# EXERCISE PROMPT:
Scan the data. Collect each line that contains the word "management".

# ENTRIES:
● ● ● ● ● ● ●

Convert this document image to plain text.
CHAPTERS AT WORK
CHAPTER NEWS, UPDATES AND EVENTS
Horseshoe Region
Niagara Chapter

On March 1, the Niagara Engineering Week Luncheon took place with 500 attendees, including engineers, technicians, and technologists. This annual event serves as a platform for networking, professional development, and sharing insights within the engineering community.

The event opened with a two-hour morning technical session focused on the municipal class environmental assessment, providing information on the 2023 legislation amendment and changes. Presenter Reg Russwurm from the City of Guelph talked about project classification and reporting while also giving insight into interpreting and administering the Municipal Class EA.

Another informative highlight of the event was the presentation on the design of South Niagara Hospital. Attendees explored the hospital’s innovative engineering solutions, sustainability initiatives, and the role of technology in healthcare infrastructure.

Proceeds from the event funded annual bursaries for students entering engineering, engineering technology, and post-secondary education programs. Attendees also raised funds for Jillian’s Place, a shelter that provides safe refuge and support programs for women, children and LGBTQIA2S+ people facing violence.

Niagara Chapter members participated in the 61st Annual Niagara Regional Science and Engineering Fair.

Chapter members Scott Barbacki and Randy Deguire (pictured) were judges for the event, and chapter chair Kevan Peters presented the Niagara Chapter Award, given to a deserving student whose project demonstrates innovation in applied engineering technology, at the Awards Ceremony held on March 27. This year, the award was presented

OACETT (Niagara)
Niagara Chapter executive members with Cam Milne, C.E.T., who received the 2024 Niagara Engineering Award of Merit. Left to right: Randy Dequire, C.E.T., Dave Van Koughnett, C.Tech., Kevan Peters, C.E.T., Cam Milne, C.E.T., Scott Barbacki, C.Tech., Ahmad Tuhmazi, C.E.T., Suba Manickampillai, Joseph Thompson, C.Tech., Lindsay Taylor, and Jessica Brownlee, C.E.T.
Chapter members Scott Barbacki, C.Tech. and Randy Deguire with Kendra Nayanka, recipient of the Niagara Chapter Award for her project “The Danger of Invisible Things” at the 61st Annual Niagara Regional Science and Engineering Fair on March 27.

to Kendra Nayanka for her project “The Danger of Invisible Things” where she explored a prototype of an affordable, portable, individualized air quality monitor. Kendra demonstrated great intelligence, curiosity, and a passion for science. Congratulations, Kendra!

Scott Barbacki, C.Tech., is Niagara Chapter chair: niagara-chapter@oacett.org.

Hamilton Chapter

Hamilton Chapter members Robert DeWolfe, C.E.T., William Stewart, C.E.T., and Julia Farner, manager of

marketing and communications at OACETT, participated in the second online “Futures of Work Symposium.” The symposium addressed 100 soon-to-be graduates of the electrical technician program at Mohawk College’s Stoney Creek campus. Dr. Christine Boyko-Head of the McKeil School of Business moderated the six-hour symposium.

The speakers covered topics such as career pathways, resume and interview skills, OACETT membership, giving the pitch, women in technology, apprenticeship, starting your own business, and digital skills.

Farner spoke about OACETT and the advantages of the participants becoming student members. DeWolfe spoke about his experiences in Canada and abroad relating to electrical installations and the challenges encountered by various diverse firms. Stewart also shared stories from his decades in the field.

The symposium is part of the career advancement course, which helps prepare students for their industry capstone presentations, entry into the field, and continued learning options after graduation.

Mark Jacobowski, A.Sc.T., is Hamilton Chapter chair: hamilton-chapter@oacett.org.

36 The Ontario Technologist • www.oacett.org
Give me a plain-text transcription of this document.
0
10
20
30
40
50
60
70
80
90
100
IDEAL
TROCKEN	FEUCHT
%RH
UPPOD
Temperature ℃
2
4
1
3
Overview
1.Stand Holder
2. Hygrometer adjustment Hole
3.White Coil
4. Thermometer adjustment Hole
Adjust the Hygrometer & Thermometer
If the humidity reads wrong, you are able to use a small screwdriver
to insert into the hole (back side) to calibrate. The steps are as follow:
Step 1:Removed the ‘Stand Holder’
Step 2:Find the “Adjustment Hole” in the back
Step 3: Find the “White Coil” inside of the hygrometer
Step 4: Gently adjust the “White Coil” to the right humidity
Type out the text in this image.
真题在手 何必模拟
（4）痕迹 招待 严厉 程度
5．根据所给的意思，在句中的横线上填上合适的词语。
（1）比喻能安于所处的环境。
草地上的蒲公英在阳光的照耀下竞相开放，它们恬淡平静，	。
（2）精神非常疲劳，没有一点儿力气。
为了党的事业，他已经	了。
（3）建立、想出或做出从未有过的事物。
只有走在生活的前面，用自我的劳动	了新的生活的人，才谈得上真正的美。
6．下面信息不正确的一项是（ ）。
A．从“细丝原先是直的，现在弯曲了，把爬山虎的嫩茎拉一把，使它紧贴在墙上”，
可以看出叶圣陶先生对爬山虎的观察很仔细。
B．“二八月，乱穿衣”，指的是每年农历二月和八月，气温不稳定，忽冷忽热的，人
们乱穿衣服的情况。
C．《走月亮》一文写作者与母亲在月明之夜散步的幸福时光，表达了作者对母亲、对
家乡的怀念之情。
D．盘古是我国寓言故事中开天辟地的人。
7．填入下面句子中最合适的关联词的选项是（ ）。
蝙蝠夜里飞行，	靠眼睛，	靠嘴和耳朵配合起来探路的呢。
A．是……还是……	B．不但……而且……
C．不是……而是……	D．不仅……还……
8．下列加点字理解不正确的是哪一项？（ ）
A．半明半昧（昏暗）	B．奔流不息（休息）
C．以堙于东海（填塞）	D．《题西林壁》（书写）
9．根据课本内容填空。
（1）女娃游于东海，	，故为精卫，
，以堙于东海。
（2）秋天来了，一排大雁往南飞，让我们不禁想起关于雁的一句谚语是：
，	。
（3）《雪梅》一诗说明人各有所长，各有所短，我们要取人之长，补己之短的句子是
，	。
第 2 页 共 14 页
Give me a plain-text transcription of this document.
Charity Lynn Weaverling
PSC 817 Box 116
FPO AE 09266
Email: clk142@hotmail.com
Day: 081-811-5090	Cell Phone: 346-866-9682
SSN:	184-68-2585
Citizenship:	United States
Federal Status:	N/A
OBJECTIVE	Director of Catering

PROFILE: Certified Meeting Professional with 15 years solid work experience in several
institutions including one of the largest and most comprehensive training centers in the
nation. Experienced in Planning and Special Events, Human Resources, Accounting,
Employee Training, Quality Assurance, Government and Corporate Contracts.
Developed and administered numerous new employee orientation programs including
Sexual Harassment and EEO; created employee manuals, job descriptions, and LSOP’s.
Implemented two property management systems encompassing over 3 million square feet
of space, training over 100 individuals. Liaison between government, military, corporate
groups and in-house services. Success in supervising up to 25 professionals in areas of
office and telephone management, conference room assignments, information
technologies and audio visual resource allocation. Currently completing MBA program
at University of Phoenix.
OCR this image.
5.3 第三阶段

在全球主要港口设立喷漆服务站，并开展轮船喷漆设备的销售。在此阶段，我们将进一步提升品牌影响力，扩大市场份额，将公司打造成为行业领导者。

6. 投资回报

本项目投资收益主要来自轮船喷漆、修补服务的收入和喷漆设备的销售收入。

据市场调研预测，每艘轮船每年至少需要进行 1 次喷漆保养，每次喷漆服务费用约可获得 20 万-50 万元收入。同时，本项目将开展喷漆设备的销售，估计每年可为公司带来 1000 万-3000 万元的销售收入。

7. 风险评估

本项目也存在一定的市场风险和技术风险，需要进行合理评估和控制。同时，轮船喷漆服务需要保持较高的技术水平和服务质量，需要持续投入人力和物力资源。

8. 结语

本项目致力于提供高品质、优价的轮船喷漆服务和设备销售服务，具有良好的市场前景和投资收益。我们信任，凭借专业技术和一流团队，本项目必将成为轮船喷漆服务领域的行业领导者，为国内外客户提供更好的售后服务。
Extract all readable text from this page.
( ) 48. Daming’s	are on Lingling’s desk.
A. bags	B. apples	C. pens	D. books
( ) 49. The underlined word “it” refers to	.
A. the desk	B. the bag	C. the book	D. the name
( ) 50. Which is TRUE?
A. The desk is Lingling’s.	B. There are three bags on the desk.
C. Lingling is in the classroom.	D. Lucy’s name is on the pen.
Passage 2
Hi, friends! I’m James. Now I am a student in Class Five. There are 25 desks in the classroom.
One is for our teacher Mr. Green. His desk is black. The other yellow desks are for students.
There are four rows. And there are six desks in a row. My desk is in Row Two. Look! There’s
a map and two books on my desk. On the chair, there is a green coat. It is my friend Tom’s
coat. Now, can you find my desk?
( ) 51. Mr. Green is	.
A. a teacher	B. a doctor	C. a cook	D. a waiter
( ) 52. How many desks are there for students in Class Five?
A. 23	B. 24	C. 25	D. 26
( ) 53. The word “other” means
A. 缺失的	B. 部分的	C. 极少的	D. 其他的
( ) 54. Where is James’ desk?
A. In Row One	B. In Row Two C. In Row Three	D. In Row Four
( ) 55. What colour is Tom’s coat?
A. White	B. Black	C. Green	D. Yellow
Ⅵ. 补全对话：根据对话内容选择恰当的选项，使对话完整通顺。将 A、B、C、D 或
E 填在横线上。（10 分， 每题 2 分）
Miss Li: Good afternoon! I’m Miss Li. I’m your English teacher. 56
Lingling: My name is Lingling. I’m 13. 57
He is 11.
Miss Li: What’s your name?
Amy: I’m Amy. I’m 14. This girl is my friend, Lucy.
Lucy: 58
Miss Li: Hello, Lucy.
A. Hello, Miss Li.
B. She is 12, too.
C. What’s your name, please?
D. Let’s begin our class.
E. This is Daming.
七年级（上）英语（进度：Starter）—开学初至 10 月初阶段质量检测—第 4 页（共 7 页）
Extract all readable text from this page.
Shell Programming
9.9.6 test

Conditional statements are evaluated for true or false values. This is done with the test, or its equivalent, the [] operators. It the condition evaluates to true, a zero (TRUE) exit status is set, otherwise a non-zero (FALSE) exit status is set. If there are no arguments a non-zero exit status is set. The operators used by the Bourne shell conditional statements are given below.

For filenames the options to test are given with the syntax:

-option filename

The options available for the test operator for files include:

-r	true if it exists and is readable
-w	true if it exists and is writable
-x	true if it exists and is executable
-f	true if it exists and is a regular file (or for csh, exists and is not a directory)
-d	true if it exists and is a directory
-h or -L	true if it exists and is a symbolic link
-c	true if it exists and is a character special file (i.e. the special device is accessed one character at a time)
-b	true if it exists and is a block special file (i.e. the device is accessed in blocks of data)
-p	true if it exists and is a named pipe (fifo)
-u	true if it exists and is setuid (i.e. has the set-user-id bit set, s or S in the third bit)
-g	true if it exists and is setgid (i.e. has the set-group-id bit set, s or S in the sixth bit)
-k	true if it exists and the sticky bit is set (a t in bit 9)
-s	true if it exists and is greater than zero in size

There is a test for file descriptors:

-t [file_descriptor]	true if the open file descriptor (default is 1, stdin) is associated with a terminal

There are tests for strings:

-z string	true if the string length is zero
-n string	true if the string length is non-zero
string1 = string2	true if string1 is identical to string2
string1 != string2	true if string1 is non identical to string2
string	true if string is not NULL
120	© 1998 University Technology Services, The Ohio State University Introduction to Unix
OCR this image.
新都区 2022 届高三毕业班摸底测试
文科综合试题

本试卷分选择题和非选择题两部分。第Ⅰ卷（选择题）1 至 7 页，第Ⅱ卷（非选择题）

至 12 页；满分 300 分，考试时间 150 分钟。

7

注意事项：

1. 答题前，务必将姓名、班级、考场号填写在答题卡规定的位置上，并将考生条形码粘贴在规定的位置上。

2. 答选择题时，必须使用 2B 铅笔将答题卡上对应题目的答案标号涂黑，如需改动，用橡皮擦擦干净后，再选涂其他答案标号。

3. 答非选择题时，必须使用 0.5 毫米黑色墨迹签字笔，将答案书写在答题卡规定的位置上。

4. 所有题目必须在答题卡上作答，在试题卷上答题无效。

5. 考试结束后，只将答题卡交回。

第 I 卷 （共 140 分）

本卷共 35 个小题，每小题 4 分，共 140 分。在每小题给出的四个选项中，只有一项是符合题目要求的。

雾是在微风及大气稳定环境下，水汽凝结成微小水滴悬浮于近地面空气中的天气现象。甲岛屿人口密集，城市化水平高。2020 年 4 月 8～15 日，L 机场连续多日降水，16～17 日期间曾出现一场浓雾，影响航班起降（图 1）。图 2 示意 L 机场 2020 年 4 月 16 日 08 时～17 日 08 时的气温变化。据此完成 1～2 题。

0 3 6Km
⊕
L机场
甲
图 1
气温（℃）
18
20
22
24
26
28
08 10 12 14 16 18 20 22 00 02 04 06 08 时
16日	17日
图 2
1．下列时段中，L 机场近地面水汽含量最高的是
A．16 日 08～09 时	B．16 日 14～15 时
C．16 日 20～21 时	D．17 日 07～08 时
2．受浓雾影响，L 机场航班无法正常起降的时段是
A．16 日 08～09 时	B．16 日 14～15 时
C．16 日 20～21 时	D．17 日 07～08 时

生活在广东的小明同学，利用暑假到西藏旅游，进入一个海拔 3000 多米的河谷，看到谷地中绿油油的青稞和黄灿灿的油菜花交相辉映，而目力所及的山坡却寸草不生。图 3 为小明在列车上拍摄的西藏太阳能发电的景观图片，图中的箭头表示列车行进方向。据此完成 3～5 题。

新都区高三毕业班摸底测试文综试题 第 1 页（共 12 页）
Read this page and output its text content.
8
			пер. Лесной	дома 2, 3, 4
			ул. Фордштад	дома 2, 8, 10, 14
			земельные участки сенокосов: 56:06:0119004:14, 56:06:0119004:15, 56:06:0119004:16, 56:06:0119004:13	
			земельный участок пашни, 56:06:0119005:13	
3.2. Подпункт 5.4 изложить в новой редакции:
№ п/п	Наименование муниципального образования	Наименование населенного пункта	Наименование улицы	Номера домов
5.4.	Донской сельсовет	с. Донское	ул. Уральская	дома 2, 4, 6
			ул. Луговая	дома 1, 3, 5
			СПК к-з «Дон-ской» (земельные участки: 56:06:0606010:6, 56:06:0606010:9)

● ● ● ● ● ● ●

# COMPLETE RESPONSE:
Implemented two property management systems encompassing over 3 million square feet
office and telephone management, conference room assignments, information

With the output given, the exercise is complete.